#### [What is expected]
From the line containing "Give me the" down to the last line of the records below, copy every line exactly. Leave out everything before it.

#### [Input records]
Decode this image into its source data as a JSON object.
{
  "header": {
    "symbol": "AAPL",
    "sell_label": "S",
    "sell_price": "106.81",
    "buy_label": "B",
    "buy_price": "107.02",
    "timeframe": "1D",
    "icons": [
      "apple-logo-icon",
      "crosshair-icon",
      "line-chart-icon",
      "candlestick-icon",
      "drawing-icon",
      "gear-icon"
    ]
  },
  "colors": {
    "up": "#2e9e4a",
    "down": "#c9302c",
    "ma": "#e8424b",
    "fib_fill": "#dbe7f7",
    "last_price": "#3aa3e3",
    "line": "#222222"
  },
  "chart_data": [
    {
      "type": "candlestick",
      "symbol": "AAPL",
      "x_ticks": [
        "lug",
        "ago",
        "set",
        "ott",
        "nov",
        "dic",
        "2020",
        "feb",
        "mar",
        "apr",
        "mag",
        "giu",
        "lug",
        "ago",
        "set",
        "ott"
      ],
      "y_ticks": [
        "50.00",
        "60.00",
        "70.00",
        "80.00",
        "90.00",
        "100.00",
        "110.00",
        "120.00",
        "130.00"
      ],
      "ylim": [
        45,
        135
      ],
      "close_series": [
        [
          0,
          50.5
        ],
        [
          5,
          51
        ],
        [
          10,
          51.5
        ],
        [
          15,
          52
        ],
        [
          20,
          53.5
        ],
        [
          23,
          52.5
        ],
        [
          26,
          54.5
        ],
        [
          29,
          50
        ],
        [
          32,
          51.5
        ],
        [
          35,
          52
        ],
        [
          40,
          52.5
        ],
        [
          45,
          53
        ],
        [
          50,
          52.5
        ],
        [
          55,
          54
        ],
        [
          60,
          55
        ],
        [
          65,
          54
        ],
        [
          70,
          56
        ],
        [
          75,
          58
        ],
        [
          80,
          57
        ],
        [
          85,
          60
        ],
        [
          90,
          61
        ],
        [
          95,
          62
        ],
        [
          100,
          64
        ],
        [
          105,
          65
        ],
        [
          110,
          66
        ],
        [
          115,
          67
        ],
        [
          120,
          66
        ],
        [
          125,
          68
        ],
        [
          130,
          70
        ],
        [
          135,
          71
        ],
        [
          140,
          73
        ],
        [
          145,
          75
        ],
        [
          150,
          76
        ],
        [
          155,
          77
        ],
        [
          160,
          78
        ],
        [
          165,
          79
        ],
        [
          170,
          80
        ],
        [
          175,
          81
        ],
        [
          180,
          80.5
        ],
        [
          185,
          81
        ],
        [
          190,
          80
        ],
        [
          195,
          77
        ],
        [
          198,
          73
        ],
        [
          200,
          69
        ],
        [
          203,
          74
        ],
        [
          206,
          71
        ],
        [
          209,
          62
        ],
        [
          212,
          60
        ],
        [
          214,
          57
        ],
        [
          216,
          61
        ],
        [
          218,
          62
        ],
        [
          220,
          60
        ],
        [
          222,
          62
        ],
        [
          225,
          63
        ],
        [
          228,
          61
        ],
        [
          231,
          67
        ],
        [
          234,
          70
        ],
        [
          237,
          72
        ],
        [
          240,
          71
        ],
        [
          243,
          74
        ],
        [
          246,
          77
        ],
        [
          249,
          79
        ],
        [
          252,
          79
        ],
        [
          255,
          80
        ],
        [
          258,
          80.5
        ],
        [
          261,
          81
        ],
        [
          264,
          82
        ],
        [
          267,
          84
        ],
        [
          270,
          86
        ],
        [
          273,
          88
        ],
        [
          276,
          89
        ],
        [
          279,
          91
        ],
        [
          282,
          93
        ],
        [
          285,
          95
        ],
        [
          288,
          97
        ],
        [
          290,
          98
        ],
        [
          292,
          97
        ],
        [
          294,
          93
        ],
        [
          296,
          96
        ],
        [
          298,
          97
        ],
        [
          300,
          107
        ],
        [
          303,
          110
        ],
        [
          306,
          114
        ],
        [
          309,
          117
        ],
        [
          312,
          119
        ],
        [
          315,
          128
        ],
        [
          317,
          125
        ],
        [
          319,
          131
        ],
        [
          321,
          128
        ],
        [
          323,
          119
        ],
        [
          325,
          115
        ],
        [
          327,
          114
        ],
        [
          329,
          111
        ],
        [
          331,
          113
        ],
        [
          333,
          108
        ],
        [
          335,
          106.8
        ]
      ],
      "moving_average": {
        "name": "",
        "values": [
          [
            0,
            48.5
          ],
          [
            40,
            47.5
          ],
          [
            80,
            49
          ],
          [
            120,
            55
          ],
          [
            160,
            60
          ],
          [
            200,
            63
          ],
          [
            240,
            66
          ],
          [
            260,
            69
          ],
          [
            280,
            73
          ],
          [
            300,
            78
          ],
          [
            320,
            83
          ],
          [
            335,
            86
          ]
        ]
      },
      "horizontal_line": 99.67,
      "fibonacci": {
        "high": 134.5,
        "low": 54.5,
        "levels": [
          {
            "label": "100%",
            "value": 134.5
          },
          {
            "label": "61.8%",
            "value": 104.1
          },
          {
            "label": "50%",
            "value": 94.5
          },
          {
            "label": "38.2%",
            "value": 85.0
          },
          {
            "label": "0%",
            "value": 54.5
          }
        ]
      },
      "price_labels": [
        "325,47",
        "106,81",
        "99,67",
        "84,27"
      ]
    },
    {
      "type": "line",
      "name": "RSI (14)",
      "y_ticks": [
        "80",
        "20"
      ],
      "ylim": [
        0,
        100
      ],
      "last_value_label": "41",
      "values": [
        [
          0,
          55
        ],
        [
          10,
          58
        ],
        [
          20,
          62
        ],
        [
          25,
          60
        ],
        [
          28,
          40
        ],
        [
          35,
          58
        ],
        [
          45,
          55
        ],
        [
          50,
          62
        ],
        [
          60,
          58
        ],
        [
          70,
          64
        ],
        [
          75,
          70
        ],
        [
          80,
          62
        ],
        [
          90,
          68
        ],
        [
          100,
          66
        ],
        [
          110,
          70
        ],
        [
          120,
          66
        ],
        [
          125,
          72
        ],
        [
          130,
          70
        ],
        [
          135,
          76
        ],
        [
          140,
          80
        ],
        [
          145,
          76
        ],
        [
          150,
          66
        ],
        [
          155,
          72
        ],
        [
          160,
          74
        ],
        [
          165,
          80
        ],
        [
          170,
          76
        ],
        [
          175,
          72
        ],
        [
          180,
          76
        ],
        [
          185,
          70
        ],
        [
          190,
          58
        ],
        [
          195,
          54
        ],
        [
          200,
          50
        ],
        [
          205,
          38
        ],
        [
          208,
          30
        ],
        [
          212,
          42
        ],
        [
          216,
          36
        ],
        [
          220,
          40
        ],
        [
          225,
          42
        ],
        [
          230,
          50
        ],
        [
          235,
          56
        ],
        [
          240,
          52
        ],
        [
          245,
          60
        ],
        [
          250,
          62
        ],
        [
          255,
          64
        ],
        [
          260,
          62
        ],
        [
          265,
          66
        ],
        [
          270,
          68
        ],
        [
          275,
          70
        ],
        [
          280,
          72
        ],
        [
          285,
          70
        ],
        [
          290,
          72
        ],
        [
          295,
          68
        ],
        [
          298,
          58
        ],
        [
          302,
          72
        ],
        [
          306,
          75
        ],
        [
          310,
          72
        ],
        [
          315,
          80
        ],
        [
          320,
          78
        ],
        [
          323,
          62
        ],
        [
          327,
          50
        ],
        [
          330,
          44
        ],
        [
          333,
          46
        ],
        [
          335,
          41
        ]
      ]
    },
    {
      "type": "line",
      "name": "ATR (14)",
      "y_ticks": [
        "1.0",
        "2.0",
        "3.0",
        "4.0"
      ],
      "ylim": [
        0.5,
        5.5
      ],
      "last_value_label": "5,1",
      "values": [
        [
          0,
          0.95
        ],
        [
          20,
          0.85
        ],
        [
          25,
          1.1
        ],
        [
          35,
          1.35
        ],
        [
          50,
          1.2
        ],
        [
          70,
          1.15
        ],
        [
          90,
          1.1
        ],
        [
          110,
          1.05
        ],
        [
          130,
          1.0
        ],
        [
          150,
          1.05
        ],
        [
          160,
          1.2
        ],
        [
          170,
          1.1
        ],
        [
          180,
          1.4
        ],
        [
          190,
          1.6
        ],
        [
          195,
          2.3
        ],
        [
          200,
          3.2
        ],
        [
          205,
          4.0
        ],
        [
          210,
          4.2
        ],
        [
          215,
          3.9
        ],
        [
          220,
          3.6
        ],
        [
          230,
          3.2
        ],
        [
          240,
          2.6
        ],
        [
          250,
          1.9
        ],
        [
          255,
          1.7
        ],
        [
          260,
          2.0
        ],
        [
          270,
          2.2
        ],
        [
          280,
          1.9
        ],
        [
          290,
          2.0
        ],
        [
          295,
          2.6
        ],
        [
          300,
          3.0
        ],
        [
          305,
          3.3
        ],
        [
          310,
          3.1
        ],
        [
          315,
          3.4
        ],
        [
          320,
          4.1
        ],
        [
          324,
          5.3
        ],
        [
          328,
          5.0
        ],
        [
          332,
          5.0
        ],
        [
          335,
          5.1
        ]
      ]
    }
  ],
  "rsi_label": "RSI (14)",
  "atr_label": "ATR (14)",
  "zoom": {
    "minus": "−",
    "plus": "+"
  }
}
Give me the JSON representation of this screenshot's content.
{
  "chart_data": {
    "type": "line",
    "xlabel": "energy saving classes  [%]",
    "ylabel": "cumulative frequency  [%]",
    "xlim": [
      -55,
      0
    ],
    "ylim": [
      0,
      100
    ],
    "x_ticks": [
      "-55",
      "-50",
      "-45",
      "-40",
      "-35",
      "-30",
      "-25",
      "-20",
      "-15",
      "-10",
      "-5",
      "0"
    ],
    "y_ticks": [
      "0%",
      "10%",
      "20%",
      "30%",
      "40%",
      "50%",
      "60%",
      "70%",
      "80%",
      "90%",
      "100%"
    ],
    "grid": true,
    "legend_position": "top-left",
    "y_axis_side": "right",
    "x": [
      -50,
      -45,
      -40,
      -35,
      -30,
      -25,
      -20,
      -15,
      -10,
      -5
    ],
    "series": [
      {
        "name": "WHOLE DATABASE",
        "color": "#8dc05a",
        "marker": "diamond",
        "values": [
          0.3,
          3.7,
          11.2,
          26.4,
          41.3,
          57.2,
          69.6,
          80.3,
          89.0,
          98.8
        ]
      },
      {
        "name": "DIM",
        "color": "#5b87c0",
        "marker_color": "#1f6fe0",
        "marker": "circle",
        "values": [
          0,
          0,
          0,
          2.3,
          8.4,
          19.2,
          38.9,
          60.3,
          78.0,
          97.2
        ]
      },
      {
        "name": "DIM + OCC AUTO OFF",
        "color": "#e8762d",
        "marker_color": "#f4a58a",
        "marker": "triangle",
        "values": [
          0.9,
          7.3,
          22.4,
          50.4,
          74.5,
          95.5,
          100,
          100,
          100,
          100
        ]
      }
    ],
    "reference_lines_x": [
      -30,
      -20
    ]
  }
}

#### [Task solution]
Give me the JSON representation of this screenshot's content.
{
  "chart_data": {
    "type": "line",
    "xlabel": "energy saving classes  [%]",
    "ylabel": "cumulative frequency  [%]",
    "xlim": [
      -55,
      0
    ],
    "ylim": [
      0,
      100
    ],
    "x_ticks": [
      "-55",
      "-50",
      "-45",
      "-40",
      "-35",
      "-30",
      "-25",
      "-20",
      "-15",
      "-10",
      "-5",
      "0"
    ],
    "y_ticks": [
      "0%",
      "10%",
      "20%",
      "30%",
      "40%",
      "50%",
      "60%",
      "70%",
      "80%",
      "90%",
      "100%"
    ],
    "grid": true,
    "legend_position": "top-left",
    "y_axis_side": "right",
    "x": [
      -50,
      -45,
      -40,
      -35,
      -30,
      -25,
      -20,
      -15,
      -10,
      -5
    ],
    "series": [
      {
        "name": "WHOLE DATABASE",
        "color": "#8dc05a",
        "marker": "diamond",
        "values": [
          0.3,
          3.7,
          11.2,
          26.4,
          41.3,
          57.2,
          69.6,
          80.3,
          89.0,
          98.8
        ]
      },
      {
        "name": "DIM",
        "color": "#5b87c0",
        "marker_color": "#1f6fe0",
        "marker": "circle",
        "values": [
          0,
          0,
          0,
          2.3,
          8.4,
          19.2,
          38.9,
          60.3,
          78.0,
          97.2
        ]
      },
      {
        "name": "DIM + OCC AUTO OFF",
        "color": "#e8762d",
        "marker_color": "#f4a58a",
        "marker": "triangle",
        "values": [
          0.9,
          7.3,
          22.4,
          50.4,
          74.5,
          95.5,
          100,
          100,
          100,
          100
        ]
      }
    ],
    "reference_lines_x": [
      -30,
      -20
    ]
  }
}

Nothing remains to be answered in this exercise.